= Task objective =
Records follow. Select each line holding "this".
◇ ◇ ◇ ◇ ◇
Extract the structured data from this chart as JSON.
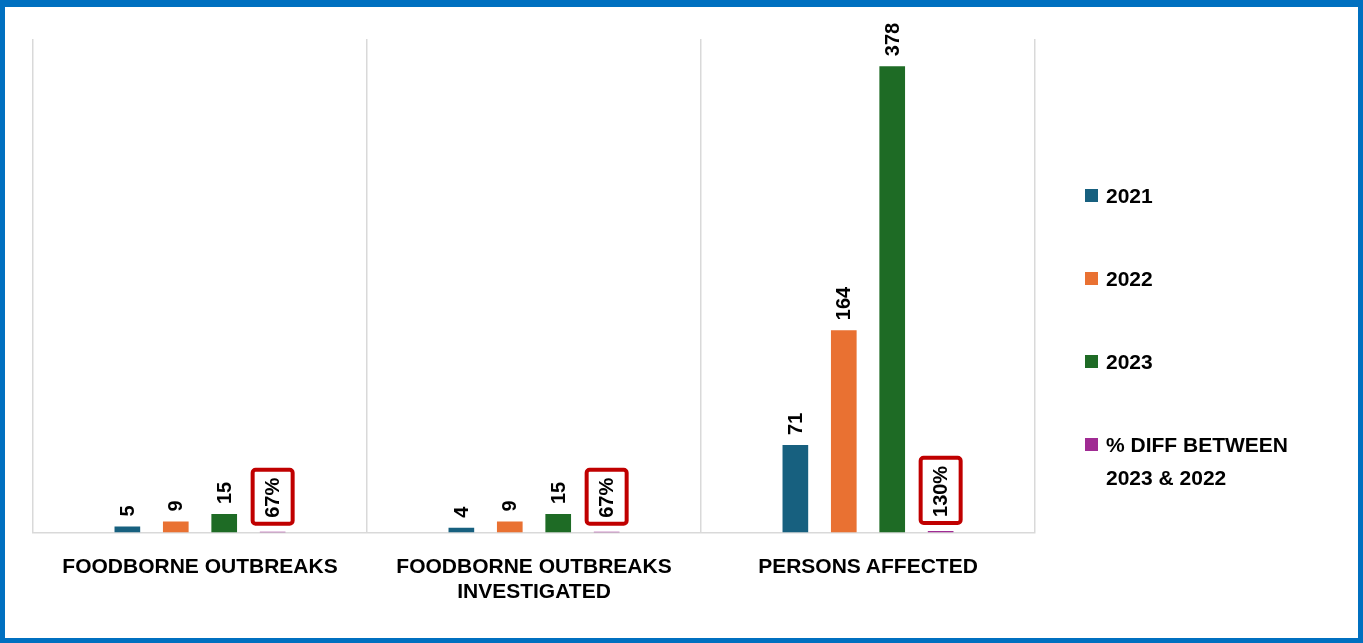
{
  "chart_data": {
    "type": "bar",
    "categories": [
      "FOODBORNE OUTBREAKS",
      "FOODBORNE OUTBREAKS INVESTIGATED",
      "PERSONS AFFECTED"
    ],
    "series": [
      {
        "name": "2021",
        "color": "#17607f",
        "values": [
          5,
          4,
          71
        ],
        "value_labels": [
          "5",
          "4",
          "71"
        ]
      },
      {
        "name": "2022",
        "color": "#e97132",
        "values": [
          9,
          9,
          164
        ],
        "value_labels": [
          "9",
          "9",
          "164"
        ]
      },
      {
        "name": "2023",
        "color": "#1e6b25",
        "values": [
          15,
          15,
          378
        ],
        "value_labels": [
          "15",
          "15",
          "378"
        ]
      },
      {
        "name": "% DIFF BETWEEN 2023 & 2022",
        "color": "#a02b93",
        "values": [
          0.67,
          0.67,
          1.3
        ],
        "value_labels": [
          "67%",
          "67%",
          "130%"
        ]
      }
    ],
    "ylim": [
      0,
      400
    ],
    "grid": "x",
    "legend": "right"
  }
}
◇ ◇ ◇ ◇ ◇
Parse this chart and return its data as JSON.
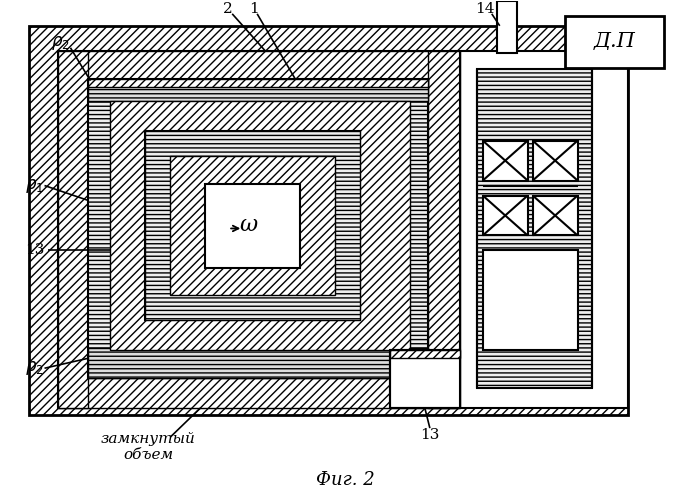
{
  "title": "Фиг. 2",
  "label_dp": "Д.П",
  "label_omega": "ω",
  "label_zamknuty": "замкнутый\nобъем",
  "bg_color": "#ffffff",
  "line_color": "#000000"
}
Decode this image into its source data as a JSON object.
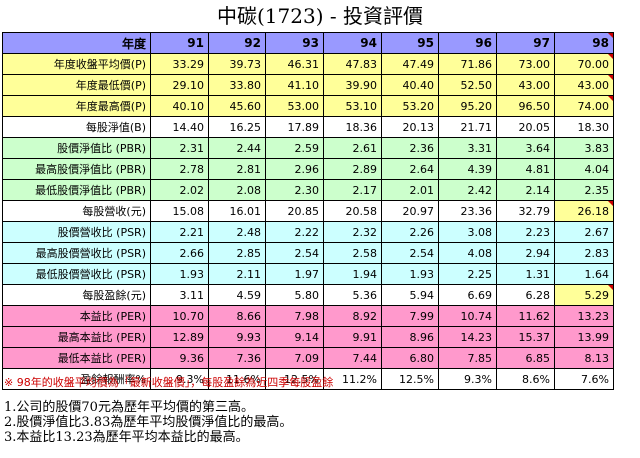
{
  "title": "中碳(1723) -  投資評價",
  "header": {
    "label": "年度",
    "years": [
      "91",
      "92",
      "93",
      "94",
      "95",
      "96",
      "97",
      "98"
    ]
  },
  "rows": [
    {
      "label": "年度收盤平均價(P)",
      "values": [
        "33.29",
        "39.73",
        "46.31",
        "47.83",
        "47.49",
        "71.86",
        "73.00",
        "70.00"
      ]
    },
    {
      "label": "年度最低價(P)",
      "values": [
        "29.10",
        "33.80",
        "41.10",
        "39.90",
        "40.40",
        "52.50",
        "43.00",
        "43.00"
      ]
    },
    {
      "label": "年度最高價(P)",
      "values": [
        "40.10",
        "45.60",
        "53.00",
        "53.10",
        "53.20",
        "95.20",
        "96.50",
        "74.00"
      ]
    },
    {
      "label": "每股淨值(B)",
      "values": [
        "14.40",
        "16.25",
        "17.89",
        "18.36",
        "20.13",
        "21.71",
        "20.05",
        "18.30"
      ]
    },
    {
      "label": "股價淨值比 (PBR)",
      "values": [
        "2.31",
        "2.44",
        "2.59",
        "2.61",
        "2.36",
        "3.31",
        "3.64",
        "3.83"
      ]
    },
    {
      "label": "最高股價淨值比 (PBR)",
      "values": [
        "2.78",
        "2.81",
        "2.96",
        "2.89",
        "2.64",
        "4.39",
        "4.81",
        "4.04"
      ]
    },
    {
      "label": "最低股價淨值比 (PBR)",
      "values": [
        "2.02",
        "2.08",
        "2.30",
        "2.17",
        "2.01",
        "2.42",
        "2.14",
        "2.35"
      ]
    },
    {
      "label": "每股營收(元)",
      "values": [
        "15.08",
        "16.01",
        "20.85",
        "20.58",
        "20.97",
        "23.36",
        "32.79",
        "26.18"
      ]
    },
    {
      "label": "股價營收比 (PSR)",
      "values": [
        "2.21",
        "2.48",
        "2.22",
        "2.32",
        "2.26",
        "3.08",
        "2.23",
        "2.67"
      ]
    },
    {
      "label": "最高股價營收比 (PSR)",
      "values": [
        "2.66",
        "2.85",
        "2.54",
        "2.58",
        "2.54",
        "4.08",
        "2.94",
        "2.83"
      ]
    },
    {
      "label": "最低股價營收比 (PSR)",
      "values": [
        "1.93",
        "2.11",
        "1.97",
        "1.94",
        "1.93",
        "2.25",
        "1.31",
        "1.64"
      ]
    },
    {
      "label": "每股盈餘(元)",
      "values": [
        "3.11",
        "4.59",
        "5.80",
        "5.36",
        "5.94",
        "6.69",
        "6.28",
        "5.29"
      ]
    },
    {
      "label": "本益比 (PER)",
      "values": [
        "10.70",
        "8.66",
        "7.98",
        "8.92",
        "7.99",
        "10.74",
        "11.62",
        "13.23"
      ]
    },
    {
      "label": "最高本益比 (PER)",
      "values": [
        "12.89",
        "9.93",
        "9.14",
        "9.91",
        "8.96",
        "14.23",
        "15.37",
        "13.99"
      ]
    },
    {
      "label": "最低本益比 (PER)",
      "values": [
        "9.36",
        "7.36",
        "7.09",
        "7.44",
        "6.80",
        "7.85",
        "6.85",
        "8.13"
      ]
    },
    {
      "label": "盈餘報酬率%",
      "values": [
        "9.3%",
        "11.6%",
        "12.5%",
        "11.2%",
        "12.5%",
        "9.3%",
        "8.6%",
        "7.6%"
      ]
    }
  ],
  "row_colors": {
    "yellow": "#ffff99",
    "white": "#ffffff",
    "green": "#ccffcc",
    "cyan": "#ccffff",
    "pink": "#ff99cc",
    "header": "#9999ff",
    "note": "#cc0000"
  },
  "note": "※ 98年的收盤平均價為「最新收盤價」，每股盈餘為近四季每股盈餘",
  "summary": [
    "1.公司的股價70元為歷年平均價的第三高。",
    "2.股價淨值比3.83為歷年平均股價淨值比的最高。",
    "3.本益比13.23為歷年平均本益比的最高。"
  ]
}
◇ ◇ ◇ ◇ ◇
= Answer to the exercise =
Extract the structured data from this chart as JSON.
Parse this chart and return its data as JSON.
Decode this image into its source data as a JSON object.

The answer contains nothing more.